Document segment =>
++++++++++

When I first started as a product manager, I heard that the product manager is the CEO of the product. That was a long time ago, but I still remember I loved it. I felt empowered, and it helped me understand the untold part of the role.
You have to remember though that these were different times, the role of a product manager was considered a very senior one. People asked if you were senior enough to become a product manager. I managed by myself a product that had 40 developers working on it. The term junior product manager was considered an oxymoron. The first product manager I hired – one without any product management experience – had 15 years of managerial experience before becoming a product manager.
But with the evolution of the role, as product management became more popular and full-blown organizations were built, and with the popularity of agile, which tracked so much attention to working with engineering, the CEO portion of the role kept diminishing.
In today’s world, when product managers are sometimes (wrongly) perceived as requirement writers and release managers, it’s sometimes hard to imagine what being the CEO of the product really means. So much so, that when people are told by their managers or mentors that they are expected to be the CEO of the product, it seems so far-fetched that people start resenting that statement.
The most common complaint that I hear is that nobody listens to the product manager and that they don’t have the authority to make decisions. But when I dive deeper into it, I often see mis-expectations on the product manager’s side.
Being the CEO of the product is a great responsibility that comes with the great power you expect to have. It needs to be earned, but you can’t get there if you don’t understand what it means and what it takes.
Here are the three core skills that I see people lacking when they complain that being the CEO of the product is a meaningless statement.
Since it’s not always easy to develop these skills alone, and just from reading, our new program for senior product managers – the Product Leadership Launchpad – will help you practice it in real life until you succeed.

++++++++++

Data entries =>
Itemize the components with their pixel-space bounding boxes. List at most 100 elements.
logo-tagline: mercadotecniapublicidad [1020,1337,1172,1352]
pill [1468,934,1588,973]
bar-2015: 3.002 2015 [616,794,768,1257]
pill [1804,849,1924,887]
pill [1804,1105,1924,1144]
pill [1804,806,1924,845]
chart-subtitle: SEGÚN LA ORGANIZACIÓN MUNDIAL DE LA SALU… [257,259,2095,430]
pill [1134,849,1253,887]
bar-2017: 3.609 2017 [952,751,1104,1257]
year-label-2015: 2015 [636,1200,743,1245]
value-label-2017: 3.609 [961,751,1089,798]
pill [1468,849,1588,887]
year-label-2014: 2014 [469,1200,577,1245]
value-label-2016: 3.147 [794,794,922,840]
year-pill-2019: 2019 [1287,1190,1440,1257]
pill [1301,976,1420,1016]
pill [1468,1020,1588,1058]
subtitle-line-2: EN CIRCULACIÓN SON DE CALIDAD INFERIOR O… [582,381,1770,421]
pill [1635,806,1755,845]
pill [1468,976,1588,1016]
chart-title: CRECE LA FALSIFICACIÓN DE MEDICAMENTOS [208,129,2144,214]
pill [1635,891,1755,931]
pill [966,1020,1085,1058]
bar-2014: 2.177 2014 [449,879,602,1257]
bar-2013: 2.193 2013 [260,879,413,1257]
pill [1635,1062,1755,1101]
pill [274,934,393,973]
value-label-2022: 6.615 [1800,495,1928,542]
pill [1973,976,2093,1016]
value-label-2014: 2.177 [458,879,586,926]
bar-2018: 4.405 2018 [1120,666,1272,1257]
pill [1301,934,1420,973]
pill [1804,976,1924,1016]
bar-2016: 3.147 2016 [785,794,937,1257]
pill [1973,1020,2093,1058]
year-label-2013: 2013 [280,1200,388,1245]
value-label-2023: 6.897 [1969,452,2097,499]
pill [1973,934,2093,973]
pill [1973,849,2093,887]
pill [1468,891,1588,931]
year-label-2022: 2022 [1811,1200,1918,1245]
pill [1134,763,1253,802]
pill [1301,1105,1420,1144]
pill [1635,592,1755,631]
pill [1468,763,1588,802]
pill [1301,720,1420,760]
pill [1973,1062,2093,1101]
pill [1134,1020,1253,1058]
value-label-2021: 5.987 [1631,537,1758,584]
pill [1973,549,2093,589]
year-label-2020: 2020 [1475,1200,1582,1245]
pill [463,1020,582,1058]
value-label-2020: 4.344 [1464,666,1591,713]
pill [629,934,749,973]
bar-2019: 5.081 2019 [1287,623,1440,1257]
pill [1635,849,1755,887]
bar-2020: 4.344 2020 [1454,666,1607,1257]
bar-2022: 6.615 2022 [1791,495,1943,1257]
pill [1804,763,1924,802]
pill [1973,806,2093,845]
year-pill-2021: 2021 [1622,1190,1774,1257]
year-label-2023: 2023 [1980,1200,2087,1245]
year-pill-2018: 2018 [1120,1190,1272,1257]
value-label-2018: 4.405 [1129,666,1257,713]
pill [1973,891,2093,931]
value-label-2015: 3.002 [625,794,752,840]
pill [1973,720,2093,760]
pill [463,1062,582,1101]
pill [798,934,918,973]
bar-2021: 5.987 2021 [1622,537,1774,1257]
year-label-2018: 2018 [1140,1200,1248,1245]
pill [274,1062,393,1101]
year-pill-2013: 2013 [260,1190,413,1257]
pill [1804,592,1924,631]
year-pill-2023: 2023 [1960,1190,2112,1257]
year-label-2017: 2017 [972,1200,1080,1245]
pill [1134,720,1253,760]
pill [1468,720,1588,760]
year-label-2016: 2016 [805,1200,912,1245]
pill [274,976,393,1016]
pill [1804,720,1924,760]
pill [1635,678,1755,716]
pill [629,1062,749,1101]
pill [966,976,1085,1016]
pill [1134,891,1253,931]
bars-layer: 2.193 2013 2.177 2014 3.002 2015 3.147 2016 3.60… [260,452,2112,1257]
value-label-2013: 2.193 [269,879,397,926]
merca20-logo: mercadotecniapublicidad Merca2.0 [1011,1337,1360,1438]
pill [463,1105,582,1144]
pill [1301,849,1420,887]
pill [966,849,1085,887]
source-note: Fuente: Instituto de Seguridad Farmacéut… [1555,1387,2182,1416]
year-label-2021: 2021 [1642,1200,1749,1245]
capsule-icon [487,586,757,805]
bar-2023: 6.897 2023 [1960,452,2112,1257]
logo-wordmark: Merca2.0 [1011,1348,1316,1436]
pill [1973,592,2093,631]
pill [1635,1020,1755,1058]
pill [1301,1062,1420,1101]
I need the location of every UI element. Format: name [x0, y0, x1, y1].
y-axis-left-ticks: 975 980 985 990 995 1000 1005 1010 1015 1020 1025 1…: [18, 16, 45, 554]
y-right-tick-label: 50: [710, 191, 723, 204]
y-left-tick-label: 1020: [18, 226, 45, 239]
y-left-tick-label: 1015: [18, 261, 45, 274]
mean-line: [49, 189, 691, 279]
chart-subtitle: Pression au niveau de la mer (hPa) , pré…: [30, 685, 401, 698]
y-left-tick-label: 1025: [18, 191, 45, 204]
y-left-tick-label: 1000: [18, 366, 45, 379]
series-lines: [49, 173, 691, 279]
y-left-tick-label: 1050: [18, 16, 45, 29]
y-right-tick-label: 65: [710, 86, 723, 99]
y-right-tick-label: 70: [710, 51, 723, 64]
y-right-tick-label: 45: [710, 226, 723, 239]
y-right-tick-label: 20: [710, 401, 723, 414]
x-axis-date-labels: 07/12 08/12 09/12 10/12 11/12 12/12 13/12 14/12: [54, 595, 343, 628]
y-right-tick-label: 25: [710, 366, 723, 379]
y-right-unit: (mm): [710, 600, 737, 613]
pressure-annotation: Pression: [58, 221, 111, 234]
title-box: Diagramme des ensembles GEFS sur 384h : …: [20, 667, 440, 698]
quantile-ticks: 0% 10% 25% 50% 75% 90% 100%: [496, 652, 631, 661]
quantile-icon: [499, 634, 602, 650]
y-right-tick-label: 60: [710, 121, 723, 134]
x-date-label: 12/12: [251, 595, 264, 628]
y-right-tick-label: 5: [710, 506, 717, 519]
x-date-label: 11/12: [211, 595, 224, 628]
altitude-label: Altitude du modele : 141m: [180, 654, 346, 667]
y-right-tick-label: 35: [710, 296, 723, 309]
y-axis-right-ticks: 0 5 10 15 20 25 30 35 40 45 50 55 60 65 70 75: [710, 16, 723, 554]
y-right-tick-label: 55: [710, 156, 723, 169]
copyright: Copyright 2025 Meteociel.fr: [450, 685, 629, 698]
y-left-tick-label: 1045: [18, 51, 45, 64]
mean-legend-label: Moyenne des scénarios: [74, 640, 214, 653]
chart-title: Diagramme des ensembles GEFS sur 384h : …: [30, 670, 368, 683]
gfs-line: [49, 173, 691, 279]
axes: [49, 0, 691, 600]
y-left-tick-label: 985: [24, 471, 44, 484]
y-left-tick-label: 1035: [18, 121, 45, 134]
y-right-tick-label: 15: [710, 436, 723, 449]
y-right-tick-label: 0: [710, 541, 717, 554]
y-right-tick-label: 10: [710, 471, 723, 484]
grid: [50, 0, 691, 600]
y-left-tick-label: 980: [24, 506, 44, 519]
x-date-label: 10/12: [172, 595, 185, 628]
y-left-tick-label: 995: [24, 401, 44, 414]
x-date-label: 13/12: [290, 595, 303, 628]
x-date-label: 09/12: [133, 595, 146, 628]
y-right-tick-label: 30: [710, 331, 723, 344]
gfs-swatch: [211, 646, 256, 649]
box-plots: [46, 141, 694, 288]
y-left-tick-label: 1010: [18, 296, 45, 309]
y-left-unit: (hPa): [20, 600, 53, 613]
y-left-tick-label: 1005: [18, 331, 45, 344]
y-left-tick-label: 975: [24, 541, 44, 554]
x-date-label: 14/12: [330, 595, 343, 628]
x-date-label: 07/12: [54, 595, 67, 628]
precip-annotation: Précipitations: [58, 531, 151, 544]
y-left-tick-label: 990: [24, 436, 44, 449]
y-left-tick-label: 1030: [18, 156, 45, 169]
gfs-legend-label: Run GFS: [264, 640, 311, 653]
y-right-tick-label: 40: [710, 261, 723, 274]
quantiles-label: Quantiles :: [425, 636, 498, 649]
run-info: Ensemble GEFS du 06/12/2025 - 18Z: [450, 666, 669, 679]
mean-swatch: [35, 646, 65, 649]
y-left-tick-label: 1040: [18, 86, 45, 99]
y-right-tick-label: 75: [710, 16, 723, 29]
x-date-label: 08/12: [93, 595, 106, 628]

++++++++++

Directions =>
**A)** In the product management passage, rewrite the part starting at "In today’s world, when" and ending at "what it takes.", changing "CEO" to "chief executive" throughout.
**B)** According to the product management passage, how many developers worked on the product that the writer managed alone?

Final answers =>
**A)**
In today’s world, when product managers are sometimes (wrongly) perceived as requirement writers and release managers, it’s sometimes hard to imagine what being the chief executive of the product really means. So much so, that when people are told by their managers or mentors that they are expected to be the chief executive of the product, it seems so far-fetched that people start resenting that statement.
The most common complaint that I hear is that nobody listens to the product manager and that they don’t have the authority to make decisions. But when I dive deeper into it, I often see mis-expectations on the product manager’s side.
Being the chief executive of the product is a great responsibility that comes with the great power you expect to have. It needs to be earned, but you can’t get there if you don’t understand what it means and what it takes.

**B)** 40 developers